Records for the exercise
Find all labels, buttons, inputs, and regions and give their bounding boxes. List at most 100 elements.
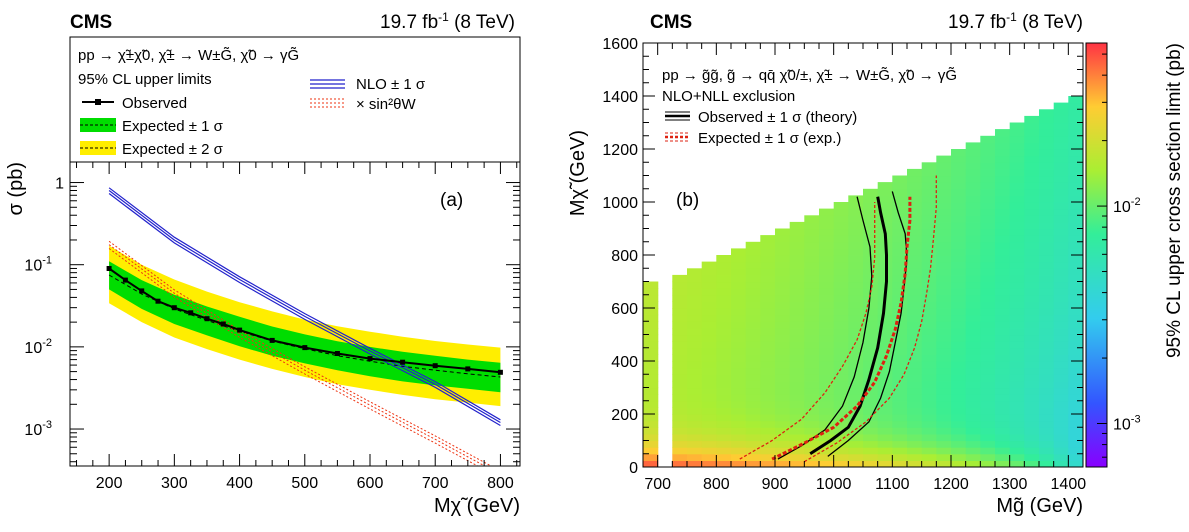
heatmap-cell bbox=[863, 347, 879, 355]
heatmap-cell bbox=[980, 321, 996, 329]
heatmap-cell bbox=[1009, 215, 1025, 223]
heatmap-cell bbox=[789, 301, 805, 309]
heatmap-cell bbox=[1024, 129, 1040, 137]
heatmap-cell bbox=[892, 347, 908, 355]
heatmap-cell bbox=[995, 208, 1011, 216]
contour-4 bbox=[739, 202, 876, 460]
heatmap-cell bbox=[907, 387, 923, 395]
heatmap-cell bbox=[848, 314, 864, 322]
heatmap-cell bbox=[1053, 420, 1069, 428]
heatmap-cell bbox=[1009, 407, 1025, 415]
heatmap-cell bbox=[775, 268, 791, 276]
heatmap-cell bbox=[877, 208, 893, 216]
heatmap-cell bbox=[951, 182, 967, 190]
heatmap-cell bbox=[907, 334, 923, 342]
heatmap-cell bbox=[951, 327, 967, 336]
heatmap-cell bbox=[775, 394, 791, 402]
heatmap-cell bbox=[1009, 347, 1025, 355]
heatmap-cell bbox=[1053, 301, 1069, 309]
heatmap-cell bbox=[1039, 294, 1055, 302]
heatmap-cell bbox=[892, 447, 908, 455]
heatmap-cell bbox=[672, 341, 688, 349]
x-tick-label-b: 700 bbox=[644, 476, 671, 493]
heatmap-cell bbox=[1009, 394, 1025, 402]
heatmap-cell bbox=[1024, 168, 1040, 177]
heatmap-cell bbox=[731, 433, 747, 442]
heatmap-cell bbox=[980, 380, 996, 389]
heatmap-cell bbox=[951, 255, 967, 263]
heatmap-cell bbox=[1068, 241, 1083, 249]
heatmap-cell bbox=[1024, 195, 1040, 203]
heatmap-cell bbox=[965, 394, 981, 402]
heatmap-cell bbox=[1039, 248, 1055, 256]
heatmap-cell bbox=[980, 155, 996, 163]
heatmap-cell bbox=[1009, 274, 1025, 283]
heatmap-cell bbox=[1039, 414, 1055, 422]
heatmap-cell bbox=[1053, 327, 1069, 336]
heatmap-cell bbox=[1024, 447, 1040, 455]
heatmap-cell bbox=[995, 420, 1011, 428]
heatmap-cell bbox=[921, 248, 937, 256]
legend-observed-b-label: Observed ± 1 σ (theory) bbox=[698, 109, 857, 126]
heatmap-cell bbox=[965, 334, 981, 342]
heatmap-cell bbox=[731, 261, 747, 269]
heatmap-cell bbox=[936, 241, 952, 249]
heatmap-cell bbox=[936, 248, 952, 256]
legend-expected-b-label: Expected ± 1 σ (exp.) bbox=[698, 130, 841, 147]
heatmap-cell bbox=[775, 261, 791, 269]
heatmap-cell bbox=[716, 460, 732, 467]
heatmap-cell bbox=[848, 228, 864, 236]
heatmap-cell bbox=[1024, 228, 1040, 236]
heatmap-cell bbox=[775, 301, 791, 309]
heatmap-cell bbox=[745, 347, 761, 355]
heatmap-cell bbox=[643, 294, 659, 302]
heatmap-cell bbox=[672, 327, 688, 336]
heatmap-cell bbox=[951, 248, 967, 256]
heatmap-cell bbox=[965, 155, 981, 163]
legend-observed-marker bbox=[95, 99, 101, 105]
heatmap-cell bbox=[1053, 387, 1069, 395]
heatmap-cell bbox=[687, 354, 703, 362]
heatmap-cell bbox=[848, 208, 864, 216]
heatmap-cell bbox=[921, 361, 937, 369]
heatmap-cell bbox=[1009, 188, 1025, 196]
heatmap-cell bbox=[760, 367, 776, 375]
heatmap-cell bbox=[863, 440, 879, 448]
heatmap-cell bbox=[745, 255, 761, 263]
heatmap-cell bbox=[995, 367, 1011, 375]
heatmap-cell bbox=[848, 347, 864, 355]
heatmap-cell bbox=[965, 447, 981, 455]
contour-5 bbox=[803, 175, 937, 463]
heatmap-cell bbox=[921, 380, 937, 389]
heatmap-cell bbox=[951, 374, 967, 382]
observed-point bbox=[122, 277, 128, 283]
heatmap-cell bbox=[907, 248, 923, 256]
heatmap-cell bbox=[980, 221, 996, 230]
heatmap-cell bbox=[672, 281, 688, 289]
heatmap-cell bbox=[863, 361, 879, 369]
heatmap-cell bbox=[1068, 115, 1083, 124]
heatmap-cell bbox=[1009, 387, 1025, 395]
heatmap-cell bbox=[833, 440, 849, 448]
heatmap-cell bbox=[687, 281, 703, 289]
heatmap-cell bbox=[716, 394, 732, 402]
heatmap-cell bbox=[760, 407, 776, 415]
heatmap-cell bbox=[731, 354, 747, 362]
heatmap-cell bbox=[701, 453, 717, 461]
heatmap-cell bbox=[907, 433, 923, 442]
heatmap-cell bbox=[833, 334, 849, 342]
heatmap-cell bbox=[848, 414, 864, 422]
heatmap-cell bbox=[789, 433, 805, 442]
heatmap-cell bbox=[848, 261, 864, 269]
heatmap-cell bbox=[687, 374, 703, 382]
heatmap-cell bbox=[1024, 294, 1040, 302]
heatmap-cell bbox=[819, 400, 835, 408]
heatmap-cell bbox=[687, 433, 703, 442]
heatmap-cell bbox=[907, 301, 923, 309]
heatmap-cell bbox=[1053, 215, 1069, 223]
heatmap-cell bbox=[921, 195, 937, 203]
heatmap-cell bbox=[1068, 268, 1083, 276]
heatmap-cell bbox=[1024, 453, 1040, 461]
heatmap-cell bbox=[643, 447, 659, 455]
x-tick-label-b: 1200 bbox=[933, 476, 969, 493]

--

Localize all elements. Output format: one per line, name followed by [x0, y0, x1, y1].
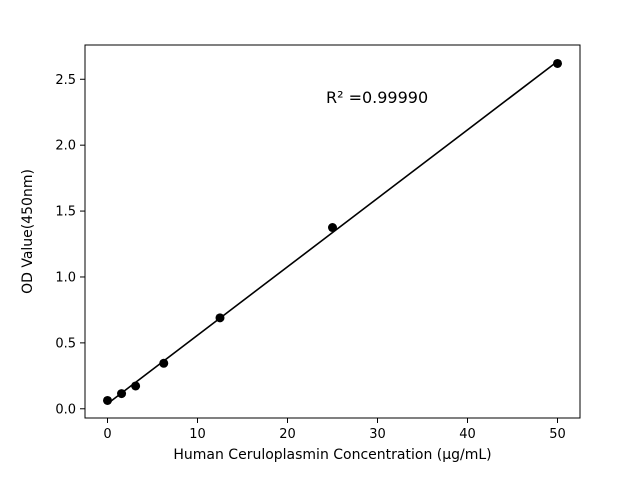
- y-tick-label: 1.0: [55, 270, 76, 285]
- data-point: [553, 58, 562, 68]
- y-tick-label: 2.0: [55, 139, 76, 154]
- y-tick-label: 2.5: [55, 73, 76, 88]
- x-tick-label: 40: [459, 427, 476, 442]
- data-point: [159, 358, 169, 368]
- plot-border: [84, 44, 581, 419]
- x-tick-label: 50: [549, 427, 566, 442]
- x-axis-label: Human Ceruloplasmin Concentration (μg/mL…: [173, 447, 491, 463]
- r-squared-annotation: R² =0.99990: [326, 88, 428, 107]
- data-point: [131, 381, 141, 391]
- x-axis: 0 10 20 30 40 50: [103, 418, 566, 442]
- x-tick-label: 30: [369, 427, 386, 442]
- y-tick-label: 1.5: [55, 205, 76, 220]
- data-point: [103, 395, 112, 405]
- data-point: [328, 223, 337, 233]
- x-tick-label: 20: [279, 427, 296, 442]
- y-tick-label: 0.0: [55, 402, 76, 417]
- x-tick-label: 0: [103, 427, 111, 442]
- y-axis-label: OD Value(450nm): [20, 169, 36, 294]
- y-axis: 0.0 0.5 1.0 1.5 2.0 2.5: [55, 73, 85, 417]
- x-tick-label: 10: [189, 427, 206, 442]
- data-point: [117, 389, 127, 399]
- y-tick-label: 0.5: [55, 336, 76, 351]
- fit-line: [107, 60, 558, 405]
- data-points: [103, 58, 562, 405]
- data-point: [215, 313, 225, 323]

==

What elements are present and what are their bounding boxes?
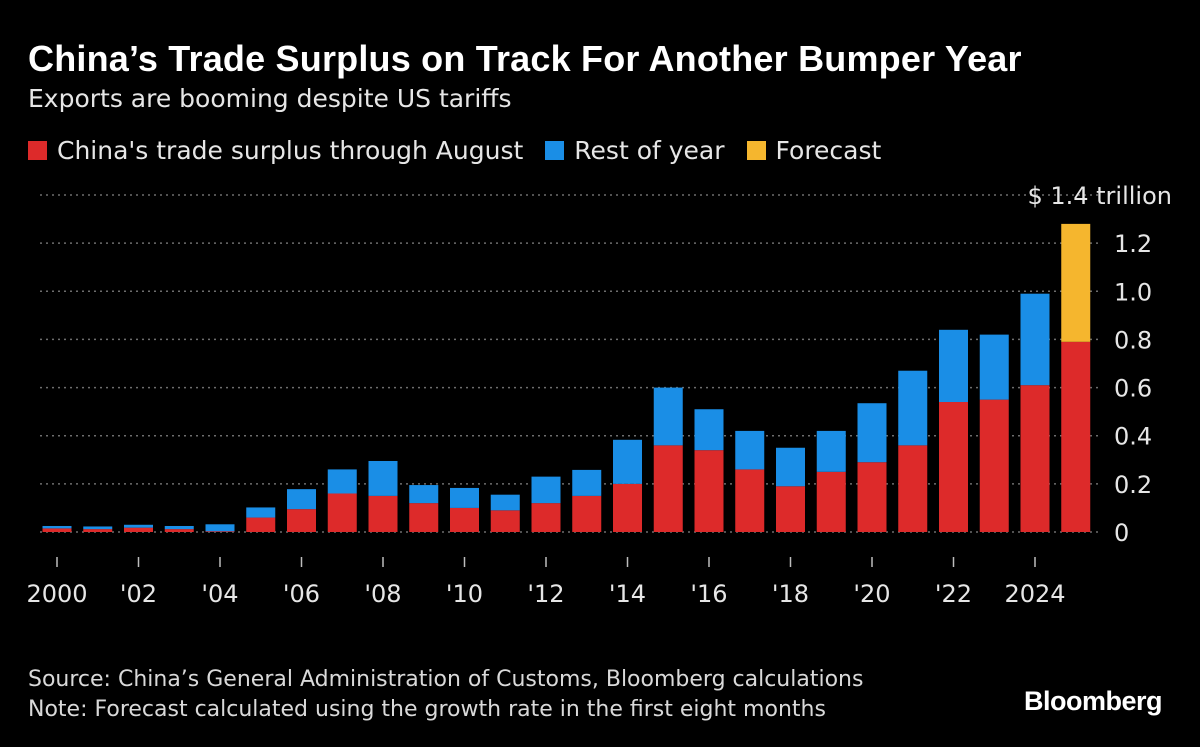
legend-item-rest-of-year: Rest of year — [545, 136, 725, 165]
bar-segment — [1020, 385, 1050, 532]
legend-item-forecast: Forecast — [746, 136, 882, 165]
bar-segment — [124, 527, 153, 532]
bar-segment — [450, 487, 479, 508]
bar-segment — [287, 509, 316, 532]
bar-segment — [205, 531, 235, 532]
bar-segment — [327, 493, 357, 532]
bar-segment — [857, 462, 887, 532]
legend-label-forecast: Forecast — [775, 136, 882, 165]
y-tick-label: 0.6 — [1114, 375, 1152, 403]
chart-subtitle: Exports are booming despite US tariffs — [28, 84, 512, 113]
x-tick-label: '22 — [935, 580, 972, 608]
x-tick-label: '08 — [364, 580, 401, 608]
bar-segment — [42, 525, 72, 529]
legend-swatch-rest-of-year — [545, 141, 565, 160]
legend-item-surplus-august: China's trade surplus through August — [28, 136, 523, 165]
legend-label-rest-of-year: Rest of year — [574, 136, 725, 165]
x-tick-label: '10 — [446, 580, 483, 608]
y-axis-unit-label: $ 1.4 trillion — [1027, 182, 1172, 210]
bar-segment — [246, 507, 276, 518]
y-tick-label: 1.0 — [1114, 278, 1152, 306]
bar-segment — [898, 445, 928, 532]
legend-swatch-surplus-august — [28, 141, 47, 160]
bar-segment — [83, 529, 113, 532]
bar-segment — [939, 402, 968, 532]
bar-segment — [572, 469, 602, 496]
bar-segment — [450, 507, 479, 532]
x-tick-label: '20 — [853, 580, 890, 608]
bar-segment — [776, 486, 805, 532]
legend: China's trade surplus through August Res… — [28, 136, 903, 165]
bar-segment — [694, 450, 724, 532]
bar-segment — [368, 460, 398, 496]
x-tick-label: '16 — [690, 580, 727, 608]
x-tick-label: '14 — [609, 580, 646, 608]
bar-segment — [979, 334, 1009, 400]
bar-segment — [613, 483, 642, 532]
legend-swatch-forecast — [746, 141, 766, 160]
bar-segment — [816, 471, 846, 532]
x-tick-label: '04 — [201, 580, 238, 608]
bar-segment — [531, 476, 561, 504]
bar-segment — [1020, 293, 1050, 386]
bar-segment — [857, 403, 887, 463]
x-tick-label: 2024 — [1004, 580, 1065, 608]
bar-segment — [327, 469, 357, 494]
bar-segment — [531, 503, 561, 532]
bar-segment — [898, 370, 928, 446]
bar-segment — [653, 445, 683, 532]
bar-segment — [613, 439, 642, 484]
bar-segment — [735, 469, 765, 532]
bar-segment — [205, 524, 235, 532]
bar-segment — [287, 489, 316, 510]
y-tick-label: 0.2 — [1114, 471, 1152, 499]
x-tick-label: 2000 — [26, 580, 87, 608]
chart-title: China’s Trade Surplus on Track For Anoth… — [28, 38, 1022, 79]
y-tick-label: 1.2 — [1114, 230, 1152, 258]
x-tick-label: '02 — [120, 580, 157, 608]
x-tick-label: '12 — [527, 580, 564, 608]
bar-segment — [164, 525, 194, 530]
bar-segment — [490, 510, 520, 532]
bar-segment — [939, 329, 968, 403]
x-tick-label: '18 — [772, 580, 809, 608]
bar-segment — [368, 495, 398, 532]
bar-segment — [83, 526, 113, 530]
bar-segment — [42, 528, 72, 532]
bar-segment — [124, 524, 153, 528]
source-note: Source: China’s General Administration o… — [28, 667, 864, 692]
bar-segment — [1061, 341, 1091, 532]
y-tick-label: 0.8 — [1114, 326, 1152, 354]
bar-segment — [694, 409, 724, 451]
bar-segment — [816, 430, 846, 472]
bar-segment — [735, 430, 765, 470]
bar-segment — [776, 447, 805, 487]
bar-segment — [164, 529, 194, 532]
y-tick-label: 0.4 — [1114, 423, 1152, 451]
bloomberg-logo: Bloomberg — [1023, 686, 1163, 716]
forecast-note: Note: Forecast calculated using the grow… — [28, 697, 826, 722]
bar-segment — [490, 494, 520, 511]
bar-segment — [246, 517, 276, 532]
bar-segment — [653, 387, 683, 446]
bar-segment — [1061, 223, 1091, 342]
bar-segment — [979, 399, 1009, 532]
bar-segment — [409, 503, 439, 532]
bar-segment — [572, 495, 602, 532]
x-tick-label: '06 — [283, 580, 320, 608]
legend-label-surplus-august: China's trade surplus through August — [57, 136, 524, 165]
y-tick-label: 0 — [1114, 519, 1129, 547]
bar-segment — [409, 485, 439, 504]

The request
Rewrite the stretch of records from the line containing "- y-tick-label: 1.0: [55, 270, 76, 285]" through the line containing "- data-point: [215, 313, 225, 323]", replacing "fit-line" with "regression-line" and leaving everything else unchanged.

Task response
- y-tick-label: 1.0: [55, 270, 76, 285]
- data-point: [553, 58, 562, 68]
- y-tick-label: 2.0: [55, 139, 76, 154]
- y-tick-label: 2.5: [55, 73, 76, 88]
- x-tick-label: 40: [459, 427, 476, 442]
- data-point: [159, 358, 169, 368]
- plot-border: [84, 44, 581, 419]
- x-tick-label: 50: [549, 427, 566, 442]
- x-axis-label: Human Ceruloplasmin Concentration (μg/mL…: [173, 447, 491, 463]
- r-squared-annotation: R² =0.99990: [326, 88, 428, 107]
- data-point: [131, 381, 141, 391]
- x-axis: 0 10 20 30 40 50: [103, 418, 566, 442]
- x-tick-label: 30: [369, 427, 386, 442]
- y-tick-label: 1.5: [55, 205, 76, 220]
- data-point: [103, 395, 112, 405]
- data-point: [328, 223, 337, 233]
- x-tick-label: 20: [279, 427, 296, 442]
- y-tick-label: 0.0: [55, 402, 76, 417]
- x-tick-label: 0: [103, 427, 111, 442]
- y-axis-label: OD Value(450nm): [20, 169, 36, 294]
- y-axis: 0.0 0.5 1.0 1.5 2.0 2.5: [55, 73, 85, 417]
- x-tick-label: 10: [189, 427, 206, 442]
- data-point: [117, 389, 127, 399]
- y-tick-label: 0.5: [55, 336, 76, 351]
- regression-line: [107, 60, 558, 405]
- data-points: [103, 58, 562, 405]
- data-point: [215, 313, 225, 323]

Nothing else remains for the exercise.